### What you will do:
Return, word for word, every line that follows.
-- START OF Information given --
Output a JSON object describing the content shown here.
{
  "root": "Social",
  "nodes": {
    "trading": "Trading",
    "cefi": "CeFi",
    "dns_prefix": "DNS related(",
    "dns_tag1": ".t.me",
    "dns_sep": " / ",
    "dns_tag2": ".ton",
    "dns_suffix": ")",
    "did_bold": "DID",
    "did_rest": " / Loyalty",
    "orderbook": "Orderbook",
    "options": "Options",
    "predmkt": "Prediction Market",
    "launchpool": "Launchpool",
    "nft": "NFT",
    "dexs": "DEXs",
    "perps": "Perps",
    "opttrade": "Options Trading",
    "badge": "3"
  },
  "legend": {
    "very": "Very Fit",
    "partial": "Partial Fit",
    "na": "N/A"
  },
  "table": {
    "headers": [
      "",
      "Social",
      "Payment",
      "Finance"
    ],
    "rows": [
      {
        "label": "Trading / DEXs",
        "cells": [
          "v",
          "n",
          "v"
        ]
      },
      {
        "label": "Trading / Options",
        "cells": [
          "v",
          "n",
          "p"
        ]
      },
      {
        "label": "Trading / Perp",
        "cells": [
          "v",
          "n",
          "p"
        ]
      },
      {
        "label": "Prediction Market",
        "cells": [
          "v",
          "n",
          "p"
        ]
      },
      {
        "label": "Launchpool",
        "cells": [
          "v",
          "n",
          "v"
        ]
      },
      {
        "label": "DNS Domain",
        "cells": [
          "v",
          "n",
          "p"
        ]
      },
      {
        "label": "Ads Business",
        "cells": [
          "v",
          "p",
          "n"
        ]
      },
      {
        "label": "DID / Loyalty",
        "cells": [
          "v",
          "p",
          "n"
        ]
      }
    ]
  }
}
-- END OF Information given --
### Full answer:
Output a JSON object describing the content shown here.
{
  "root": "Social",
  "nodes": {
    "trading": "Trading",
    "cefi": "CeFi",
    "dns_prefix": "DNS related(",
    "dns_tag1": ".t.me",
    "dns_sep": " / ",
    "dns_tag2": ".ton",
    "dns_suffix": ")",
    "did_bold": "DID",
    "did_rest": " / Loyalty",
    "orderbook": "Orderbook",
    "options": "Options",
    "predmkt": "Prediction Market",
    "launchpool": "Launchpool",
    "nft": "NFT",
    "dexs": "DEXs",
    "perps": "Perps",
    "opttrade": "Options Trading",
    "badge": "3"
  },
  "legend": {
    "very": "Very Fit",
    "partial": "Partial Fit",
    "na": "N/A"
  },
  "table": {
    "headers": [
      "",
      "Social",
      "Payment",
      "Finance"
    ],
    "rows": [
      {
        "label": "Trading / DEXs",
        "cells": [
          "v",
          "n",
          "v"
        ]
      },
      {
        "label": "Trading / Options",
        "cells": [
          "v",
          "n",
          "p"
        ]
      },
      {
        "label": "Trading / Perp",
        "cells": [
          "v",
          "n",
          "p"
        ]
      },
      {
        "label": "Prediction Market",
        "cells": [
          "v",
          "n",
          "p"
        ]
      },
      {
        "label": "Launchpool",
        "cells": [
          "v",
          "n",
          "v"
        ]
      },
      {
        "label": "DNS Domain",
        "cells": [
          "v",
          "n",
          "p"
        ]
      },
      {
        "label": "Ads Business",
        "cells": [
          "v",
          "p",
          "n"
        ]
      },
      {
        "label": "DID / Loyalty",
        "cells": [
          "v",
          "p",
          "n"
        ]
      }
    ]
  }
}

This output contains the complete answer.